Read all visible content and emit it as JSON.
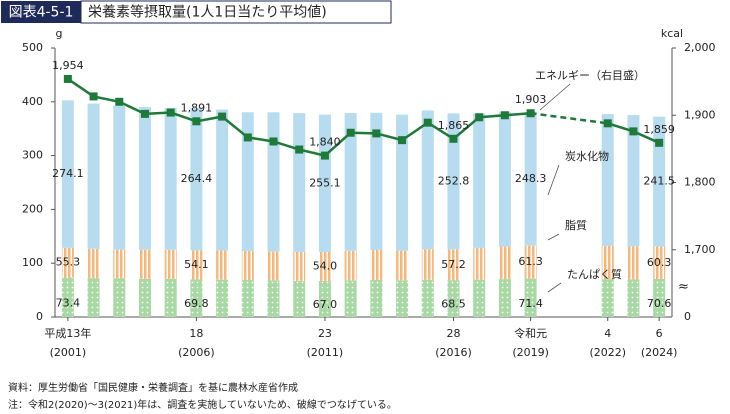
{
  "header": {
    "label": "図表4-5-1",
    "title": "栄養素等摂取量(1人1日当たり平均値)"
  },
  "chart_data": {
    "type": "bar",
    "stacked": true,
    "y_unit": "g",
    "y2_unit": "kcal",
    "categories": [
      "平成13年",
      null,
      null,
      null,
      null,
      "18",
      null,
      null,
      null,
      null,
      "23",
      null,
      null,
      null,
      null,
      "28",
      null,
      null,
      "令和元",
      null,
      null,
      "4",
      null,
      "6"
    ],
    "category_years": [
      "(2001)",
      null,
      null,
      null,
      null,
      "(2006)",
      null,
      null,
      null,
      null,
      "(2011)",
      null,
      null,
      null,
      null,
      "(2016)",
      null,
      null,
      "(2019)",
      null,
      null,
      "(2022)",
      null,
      "(2024)"
    ],
    "series": [
      {
        "name": "たんぱく質",
        "color": "#a8d8a4",
        "pattern": "dots",
        "values": [
          73.4,
          72.2,
          71.5,
          71.0,
          71.1,
          69.8,
          69.4,
          68.8,
          68.0,
          67.3,
          67.0,
          68.0,
          68.9,
          68.1,
          69.1,
          68.5,
          69.4,
          70.4,
          71.4,
          null,
          null,
          70.1,
          69.8,
          70.6
        ],
        "value_labels": [
          "73.4",
          null,
          null,
          null,
          null,
          "69.8",
          null,
          null,
          null,
          null,
          "67.0",
          null,
          null,
          null,
          null,
          "68.5",
          null,
          null,
          "71.4",
          null,
          null,
          null,
          null,
          "70.6"
        ]
      },
      {
        "name": "脂質",
        "color": "#f6b87a",
        "pattern": "stripes",
        "values": [
          55.3,
          54.6,
          54.0,
          54.1,
          53.9,
          54.1,
          54.1,
          53.8,
          53.5,
          53.7,
          54.0,
          55.0,
          55.7,
          55.0,
          57.0,
          57.2,
          59.0,
          60.4,
          61.3,
          null,
          null,
          62.0,
          61.5,
          60.3
        ],
        "value_labels": [
          "55.3",
          null,
          null,
          null,
          null,
          "54.1",
          null,
          null,
          null,
          null,
          "54.0",
          null,
          null,
          null,
          null,
          "57.2",
          null,
          null,
          "61.3",
          null,
          null,
          null,
          null,
          "60.3"
        ]
      },
      {
        "name": "炭水化物",
        "color": "#b7dcef",
        "pattern": "none",
        "values": [
          274.1,
          270.0,
          267.0,
          265.0,
          263.5,
          264.4,
          262.0,
          258.0,
          259.0,
          258.0,
          255.1,
          256.0,
          255.0,
          253.0,
          257.9,
          252.8,
          250.0,
          251.0,
          248.3,
          null,
          null,
          245.0,
          244.0,
          241.5
        ],
        "value_labels": [
          "274.1",
          null,
          null,
          null,
          null,
          "264.4",
          null,
          null,
          null,
          null,
          "255.1",
          null,
          null,
          null,
          null,
          "252.8",
          null,
          null,
          "248.3",
          null,
          null,
          null,
          null,
          "241.5"
        ]
      },
      {
        "name": "エネルギー（右目盛）",
        "type": "line",
        "axis": "y2",
        "color": "#1f7a3a",
        "values": [
          1954,
          1928,
          1920,
          1902,
          1904,
          1891,
          1898,
          1867,
          1861,
          1849,
          1840,
          1874,
          1873,
          1863,
          1889,
          1865,
          1897,
          1900,
          1903,
          null,
          null,
          1888,
          1876,
          1859
        ],
        "value_labels": [
          "1,954",
          null,
          null,
          null,
          null,
          "1,891",
          null,
          null,
          null,
          null,
          "1,840",
          null,
          null,
          null,
          null,
          "1,865",
          null,
          null,
          "1,903",
          null,
          null,
          null,
          null,
          "1,859"
        ]
      }
    ],
    "ylim": [
      0,
      500
    ],
    "yticks": [
      0,
      100,
      200,
      300,
      400,
      500
    ],
    "y2lim": [
      1600,
      2000
    ],
    "y2ticks": [
      {
        "value": 1700,
        "label": "1,700"
      },
      {
        "value": 1800,
        "label": "1,800"
      },
      {
        "value": 1900,
        "label": "1,900"
      },
      {
        "value": 2000,
        "label": "2,000"
      }
    ],
    "y2_axis_break": {
      "label": "0",
      "symbol": "≈"
    },
    "gap_line": "dashed",
    "grid": false
  },
  "notes": [
    "資料：厚生労働省「国民健康・栄養調査」を基に農林水産省作成",
    "注：令和2(2020)～3(2021)年は、調査を実施していないため、破線でつなげている。"
  ]
}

= = = =

WORK REQUIRED: Transcribe the complete set of entries verbatim. No pictures belong in the copy.

REPLY:
Read all visible content and emit it as JSON.
{
  "header": {
    "label": "図表4-5-1",
    "title": "栄養素等摂取量(1人1日当たり平均値)"
  },
  "chart_data": {
    "type": "bar",
    "stacked": true,
    "y_unit": "g",
    "y2_unit": "kcal",
    "categories": [
      "平成13年",
      null,
      null,
      null,
      null,
      "18",
      null,
      null,
      null,
      null,
      "23",
      null,
      null,
      null,
      null,
      "28",
      null,
      null,
      "令和元",
      null,
      null,
      "4",
      null,
      "6"
    ],
    "category_years": [
      "(2001)",
      null,
      null,
      null,
      null,
      "(2006)",
      null,
      null,
      null,
      null,
      "(2011)",
      null,
      null,
      null,
      null,
      "(2016)",
      null,
      null,
      "(2019)",
      null,
      null,
      "(2022)",
      null,
      "(2024)"
    ],
    "series": [
      {
        "name": "たんぱく質",
        "color": "#a8d8a4",
        "pattern": "dots",
        "values": [
          73.4,
          72.2,
          71.5,
          71.0,
          71.1,
          69.8,
          69.4,
          68.8,
          68.0,
          67.3,
          67.0,
          68.0,
          68.9,
          68.1,
          69.1,
          68.5,
          69.4,
          70.4,
          71.4,
          null,
          null,
          70.1,
          69.8,
          70.6
        ],
        "value_labels": [
          "73.4",
          null,
          null,
          null,
          null,
          "69.8",
          null,
          null,
          null,
          null,
          "67.0",
          null,
          null,
          null,
          null,
          "68.5",
          null,
          null,
          "71.4",
          null,
          null,
          null,
          null,
          "70.6"
        ]
      },
      {
        "name": "脂質",
        "color": "#f6b87a",
        "pattern": "stripes",
        "values": [
          55.3,
          54.6,
          54.0,
          54.1,
          53.9,
          54.1,
          54.1,
          53.8,
          53.5,
          53.7,
          54.0,
          55.0,
          55.7,
          55.0,
          57.0,
          57.2,
          59.0,
          60.4,
          61.3,
          null,
          null,
          62.0,
          61.5,
          60.3
        ],
        "value_labels": [
          "55.3",
          null,
          null,
          null,
          null,
          "54.1",
          null,
          null,
          null,
          null,
          "54.0",
          null,
          null,
          null,
          null,
          "57.2",
          null,
          null,
          "61.3",
          null,
          null,
          null,
          null,
          "60.3"
        ]
      },
      {
        "name": "炭水化物",
        "color": "#b7dcef",
        "pattern": "none",
        "values": [
          274.1,
          270.0,
          267.0,
          265.0,
          263.5,
          264.4,
          262.0,
          258.0,
          259.0,
          258.0,
          255.1,
          256.0,
          255.0,
          253.0,
          257.9,
          252.8,
          250.0,
          251.0,
          248.3,
          null,
          null,
          245.0,
          244.0,
          241.5
        ],
        "value_labels": [
          "274.1",
          null,
          null,
          null,
          null,
          "264.4",
          null,
          null,
          null,
          null,
          "255.1",
          null,
          null,
          null,
          null,
          "252.8",
          null,
          null,
          "248.3",
          null,
          null,
          null,
          null,
          "241.5"
        ]
      },
      {
        "name": "エネルギー（右目盛）",
        "type": "line",
        "axis": "y2",
        "color": "#1f7a3a",
        "values": [
          1954,
          1928,
          1920,
          1902,
          1904,
          1891,
          1898,
          1867,
          1861,
          1849,
          1840,
          1874,
          1873,
          1863,
          1889,
          1865,
          1897,
          1900,
          1903,
          null,
          null,
          1888,
          1876,
          1859
        ],
        "value_labels": [
          "1,954",
          null,
          null,
          null,
          null,
          "1,891",
          null,
          null,
          null,
          null,
          "1,840",
          null,
          null,
          null,
          null,
          "1,865",
          null,
          null,
          "1,903",
          null,
          null,
          null,
          null,
          "1,859"
        ]
      }
    ],
    "ylim": [
      0,
      500
    ],
    "yticks": [
      0,
      100,
      200,
      300,
      400,
      500
    ],
    "y2lim": [
      1600,
      2000
    ],
    "y2ticks": [
      {
        "value": 1700,
        "label": "1,700"
      },
      {
        "value": 1800,
        "label": "1,800"
      },
      {
        "value": 1900,
        "label": "1,900"
      },
      {
        "value": 2000,
        "label": "2,000"
      }
    ],
    "y2_axis_break": {
      "label": "0",
      "symbol": "≈"
    },
    "gap_line": "dashed",
    "grid": false
  },
  "notes": [
    "資料：厚生労働省「国民健康・栄養調査」を基に農林水産省作成",
    "注：令和2(2020)～3(2021)年は、調査を実施していないため、破線でつなげている。"
  ]
}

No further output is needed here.